> Data to use:
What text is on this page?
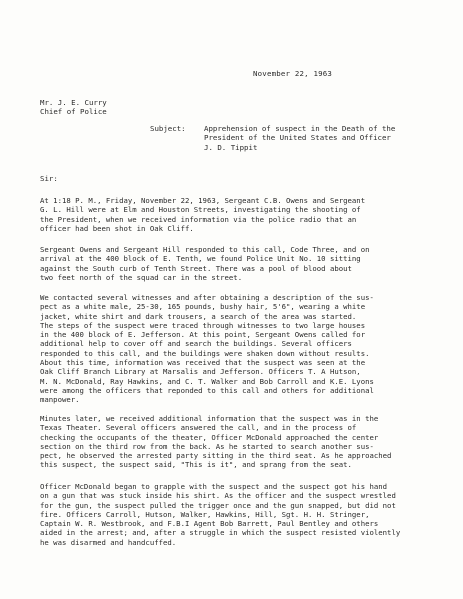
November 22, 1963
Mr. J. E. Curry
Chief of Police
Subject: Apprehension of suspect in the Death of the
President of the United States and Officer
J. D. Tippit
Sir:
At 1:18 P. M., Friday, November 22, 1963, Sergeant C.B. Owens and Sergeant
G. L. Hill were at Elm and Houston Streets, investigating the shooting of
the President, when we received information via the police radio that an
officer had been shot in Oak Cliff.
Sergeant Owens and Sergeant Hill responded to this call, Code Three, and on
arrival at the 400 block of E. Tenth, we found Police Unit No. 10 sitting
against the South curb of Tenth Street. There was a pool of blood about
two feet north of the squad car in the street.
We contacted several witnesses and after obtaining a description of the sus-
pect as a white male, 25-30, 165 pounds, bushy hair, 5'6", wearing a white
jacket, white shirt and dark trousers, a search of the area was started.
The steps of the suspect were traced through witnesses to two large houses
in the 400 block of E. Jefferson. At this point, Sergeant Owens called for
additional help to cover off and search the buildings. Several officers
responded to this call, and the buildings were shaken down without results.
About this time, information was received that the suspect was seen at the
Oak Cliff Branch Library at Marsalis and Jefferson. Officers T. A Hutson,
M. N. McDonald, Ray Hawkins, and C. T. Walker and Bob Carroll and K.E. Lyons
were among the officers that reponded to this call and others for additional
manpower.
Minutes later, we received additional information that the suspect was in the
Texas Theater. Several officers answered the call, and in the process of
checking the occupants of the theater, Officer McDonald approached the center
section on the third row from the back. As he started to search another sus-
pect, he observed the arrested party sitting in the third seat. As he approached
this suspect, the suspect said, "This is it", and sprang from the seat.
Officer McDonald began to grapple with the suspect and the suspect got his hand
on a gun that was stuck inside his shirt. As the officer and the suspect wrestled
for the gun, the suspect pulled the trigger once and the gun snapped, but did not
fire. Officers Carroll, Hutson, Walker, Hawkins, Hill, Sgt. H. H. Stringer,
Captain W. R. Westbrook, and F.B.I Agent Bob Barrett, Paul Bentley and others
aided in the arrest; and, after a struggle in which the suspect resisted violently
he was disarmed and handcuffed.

--

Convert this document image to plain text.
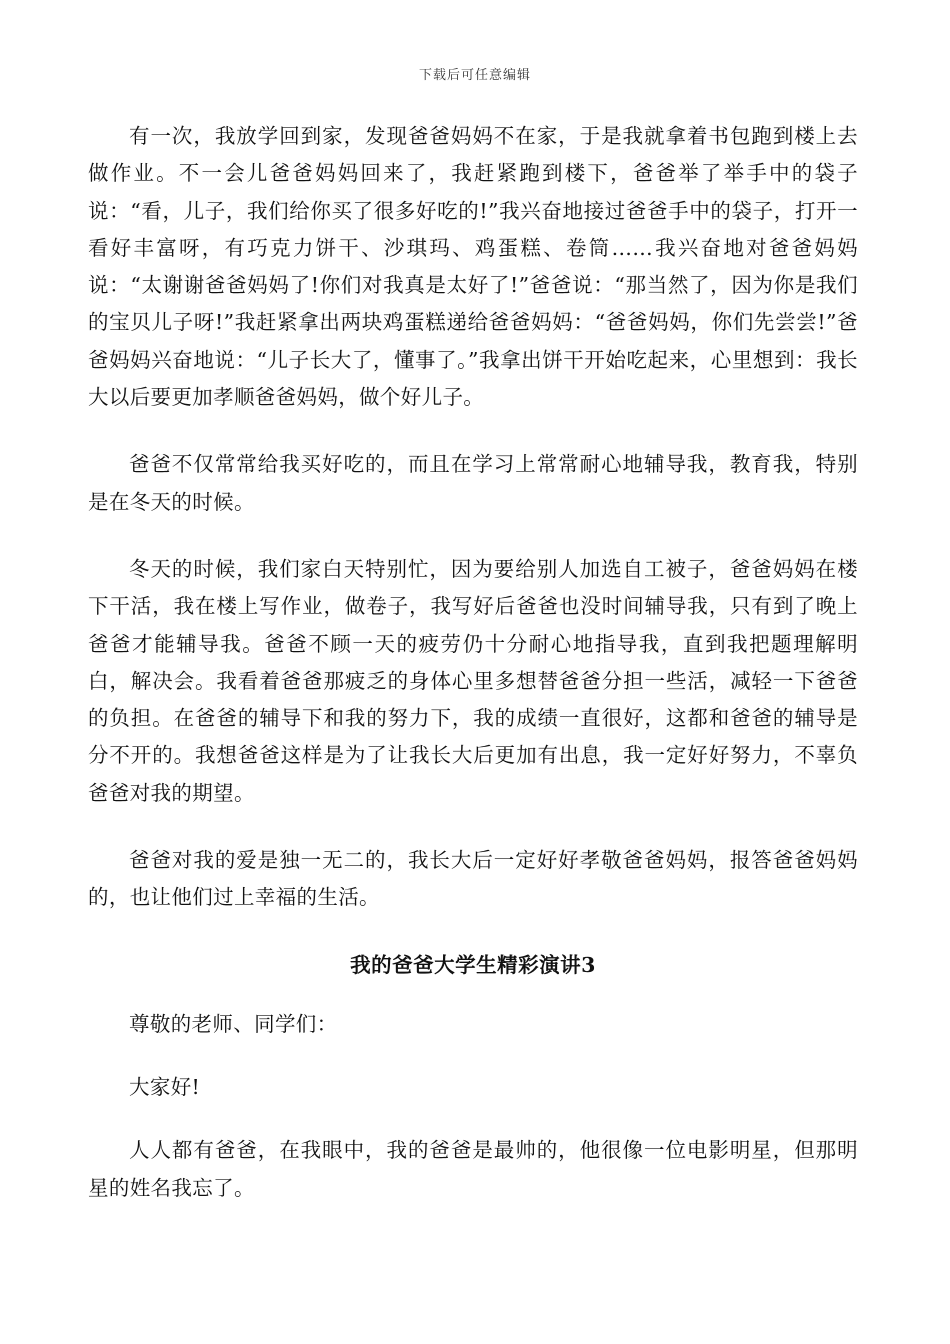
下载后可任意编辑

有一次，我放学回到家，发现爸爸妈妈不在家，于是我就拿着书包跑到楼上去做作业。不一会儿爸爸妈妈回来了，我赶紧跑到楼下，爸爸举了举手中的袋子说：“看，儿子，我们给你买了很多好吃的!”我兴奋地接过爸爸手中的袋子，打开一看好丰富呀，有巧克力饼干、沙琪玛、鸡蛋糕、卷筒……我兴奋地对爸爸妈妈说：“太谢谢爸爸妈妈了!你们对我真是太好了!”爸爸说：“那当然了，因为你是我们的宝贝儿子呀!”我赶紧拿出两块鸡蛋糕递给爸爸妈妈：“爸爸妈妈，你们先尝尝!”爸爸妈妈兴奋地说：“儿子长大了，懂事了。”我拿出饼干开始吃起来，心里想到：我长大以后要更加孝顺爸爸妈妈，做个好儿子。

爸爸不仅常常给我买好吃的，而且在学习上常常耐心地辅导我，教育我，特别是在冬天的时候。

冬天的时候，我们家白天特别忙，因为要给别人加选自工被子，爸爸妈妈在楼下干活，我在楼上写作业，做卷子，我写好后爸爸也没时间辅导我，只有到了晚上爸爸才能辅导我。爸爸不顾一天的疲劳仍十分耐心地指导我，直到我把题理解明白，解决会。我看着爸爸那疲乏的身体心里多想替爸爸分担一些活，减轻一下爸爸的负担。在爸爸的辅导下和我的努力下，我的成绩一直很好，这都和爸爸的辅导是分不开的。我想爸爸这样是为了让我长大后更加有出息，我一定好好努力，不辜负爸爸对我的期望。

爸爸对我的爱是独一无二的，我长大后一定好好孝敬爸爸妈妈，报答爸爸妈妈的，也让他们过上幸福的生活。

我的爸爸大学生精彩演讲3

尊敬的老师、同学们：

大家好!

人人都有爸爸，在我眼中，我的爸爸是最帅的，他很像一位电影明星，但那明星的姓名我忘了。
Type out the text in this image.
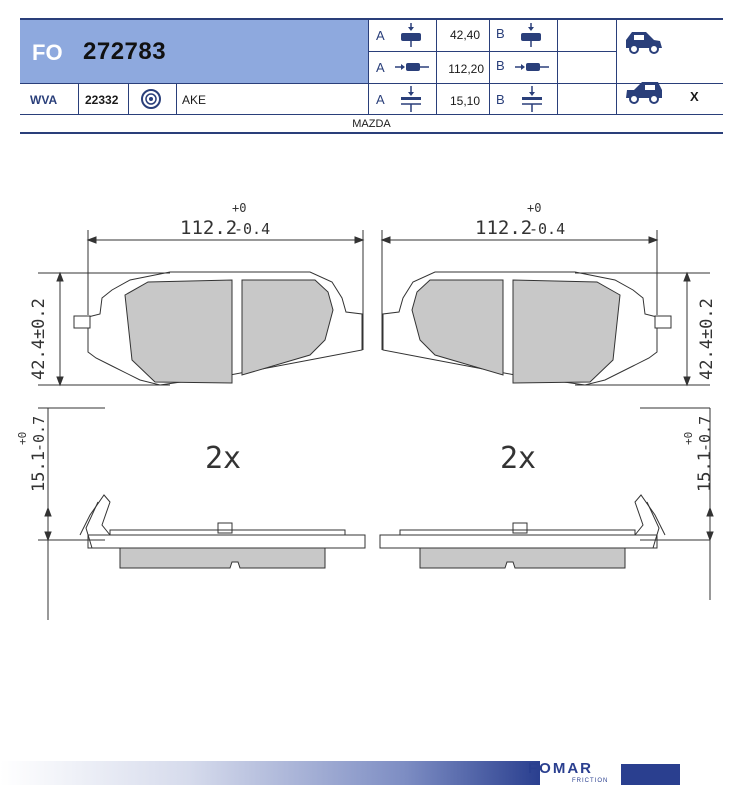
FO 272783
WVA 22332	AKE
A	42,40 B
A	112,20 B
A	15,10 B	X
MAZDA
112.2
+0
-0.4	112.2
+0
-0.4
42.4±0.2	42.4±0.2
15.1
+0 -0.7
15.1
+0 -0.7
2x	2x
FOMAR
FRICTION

---

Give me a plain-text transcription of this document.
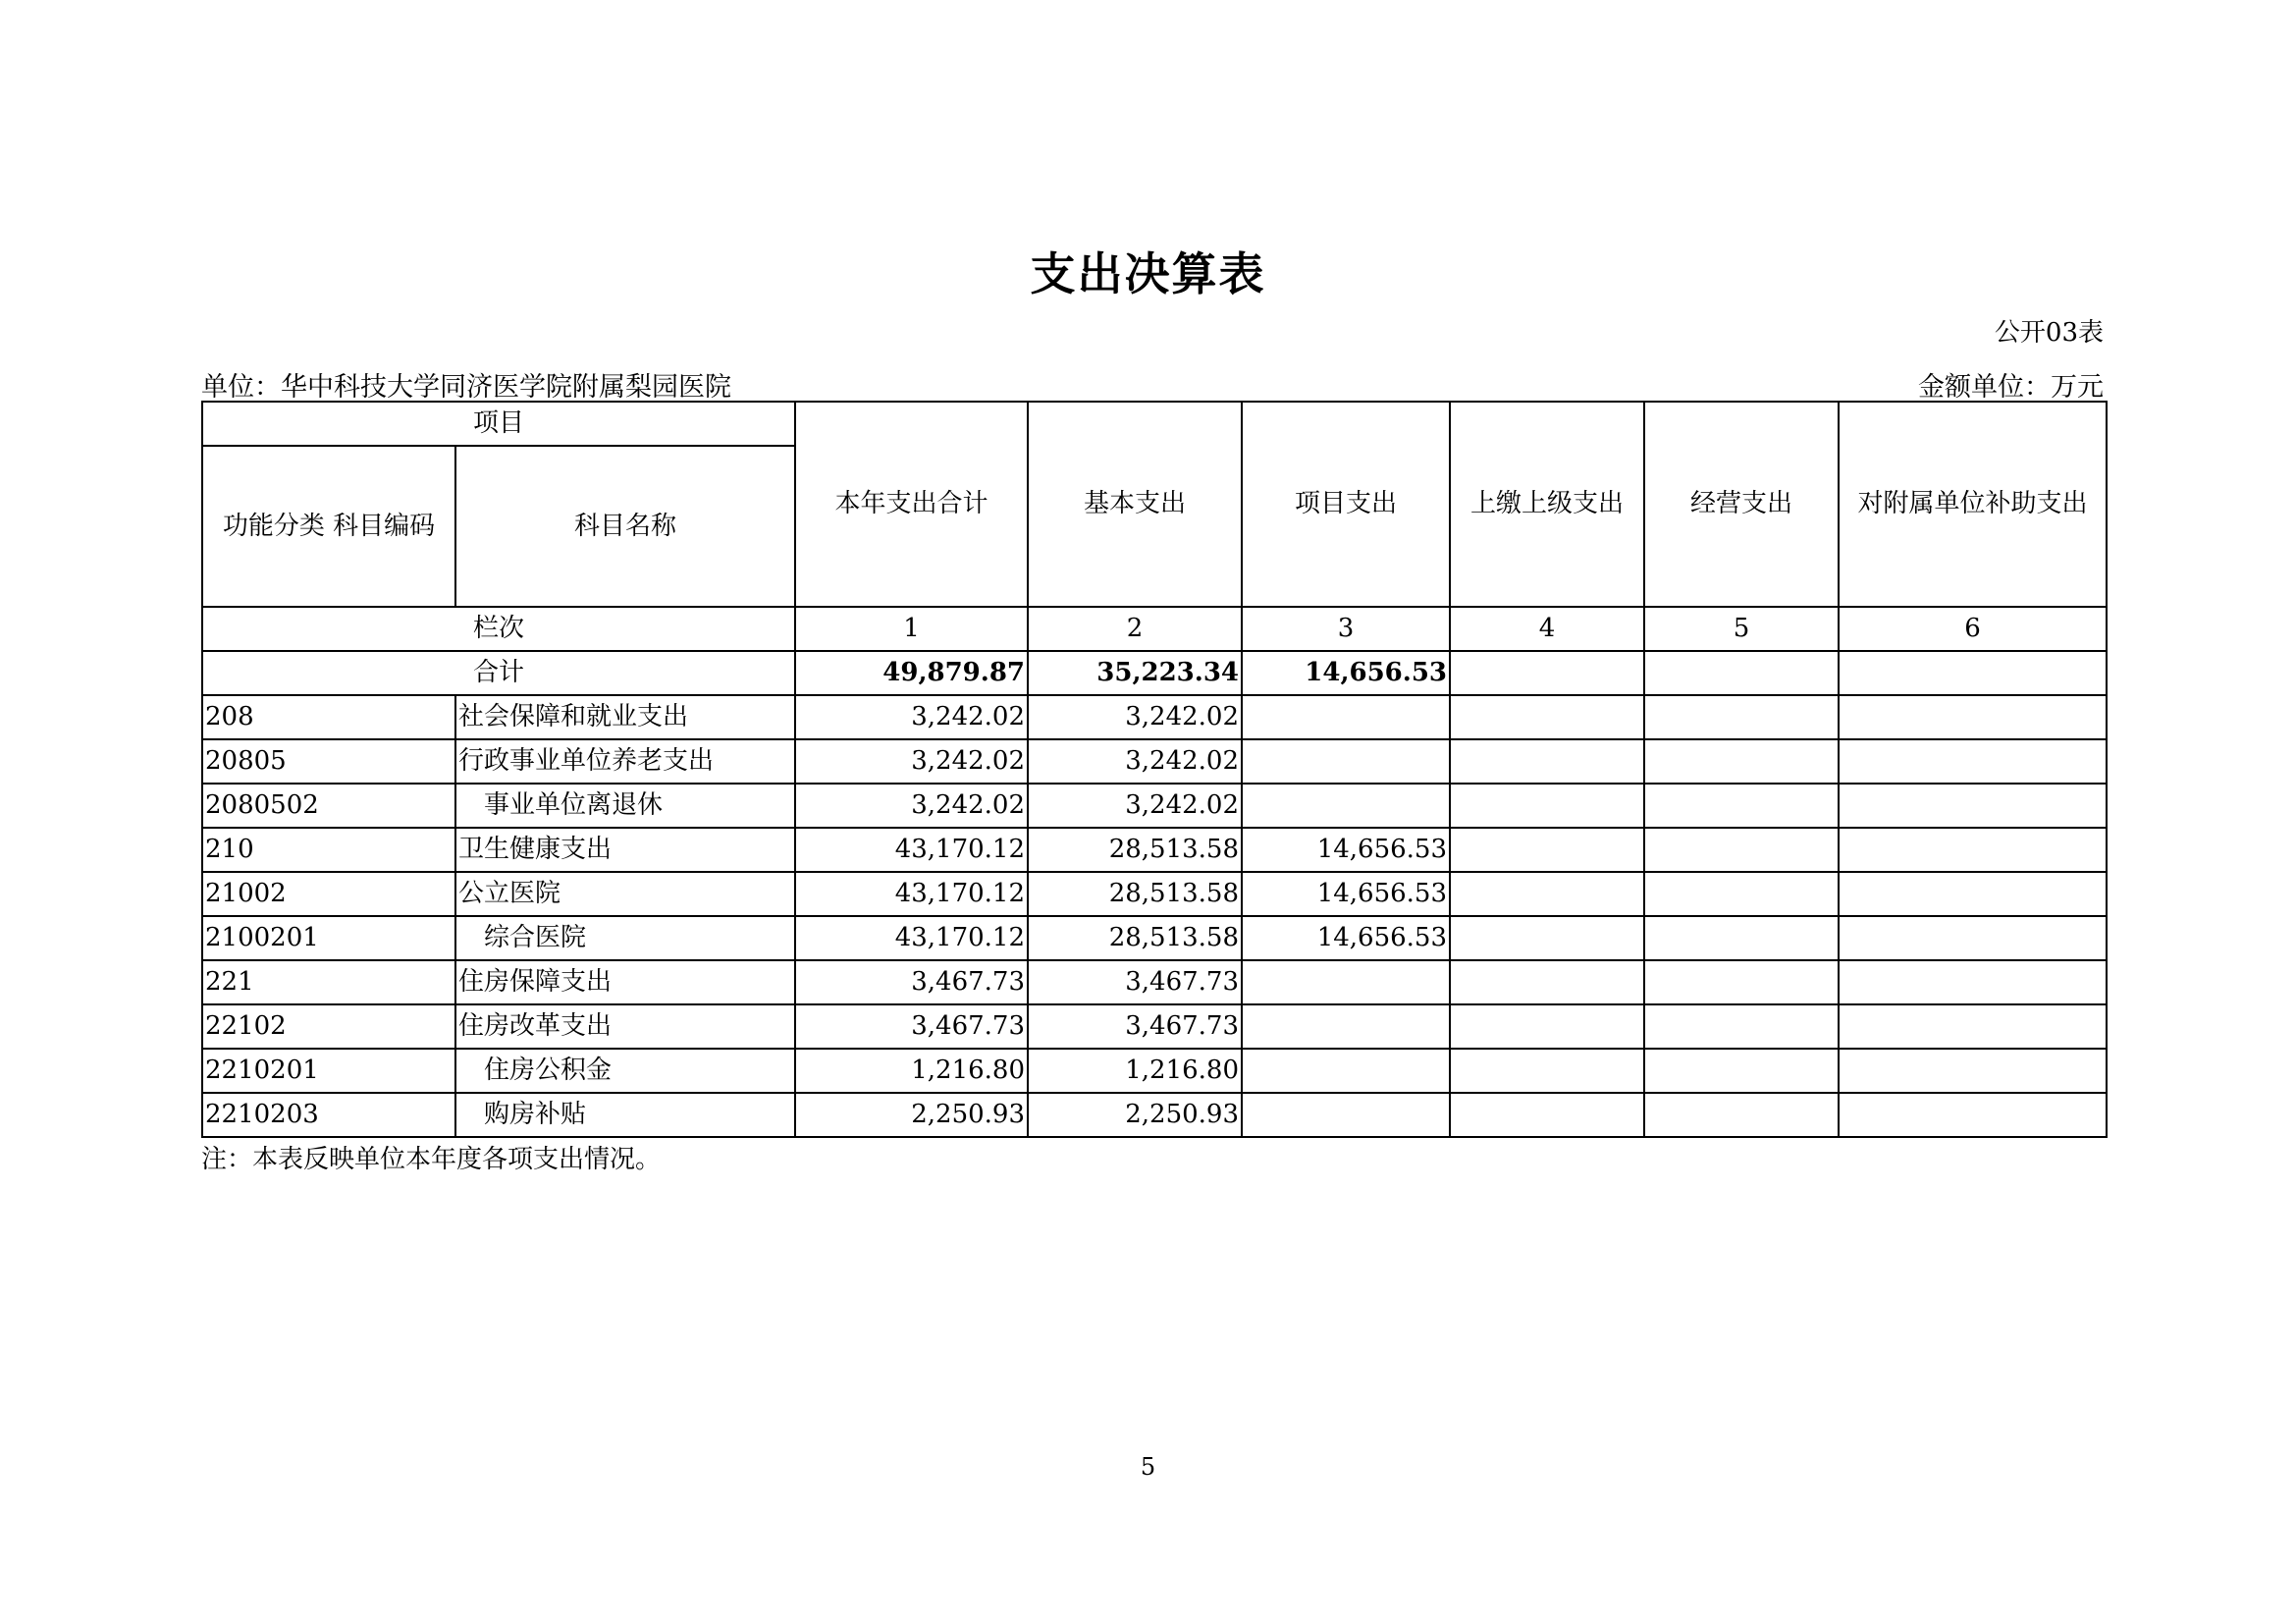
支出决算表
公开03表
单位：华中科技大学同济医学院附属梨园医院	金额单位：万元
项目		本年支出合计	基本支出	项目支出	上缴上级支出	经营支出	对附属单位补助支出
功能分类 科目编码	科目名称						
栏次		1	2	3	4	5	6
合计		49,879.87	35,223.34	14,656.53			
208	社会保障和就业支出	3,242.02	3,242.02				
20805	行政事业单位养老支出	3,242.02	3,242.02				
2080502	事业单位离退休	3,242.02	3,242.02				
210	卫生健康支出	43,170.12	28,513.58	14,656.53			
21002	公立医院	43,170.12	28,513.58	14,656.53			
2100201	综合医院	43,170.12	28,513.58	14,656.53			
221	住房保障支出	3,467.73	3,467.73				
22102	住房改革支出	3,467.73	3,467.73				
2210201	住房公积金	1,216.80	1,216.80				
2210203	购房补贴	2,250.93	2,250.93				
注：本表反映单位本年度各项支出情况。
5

> Problem to solve:
Locate the string "Hutson" in the listing above and copy every line where it occurs.

> Solved exercise:
Oak Cliff Branch Library at Marsalis and Jefferson. Officers T. A Hutson,
fire. Officers Carroll, Hutson, Walker, Hawkins, Hill, Sgt. H. H. Stringer,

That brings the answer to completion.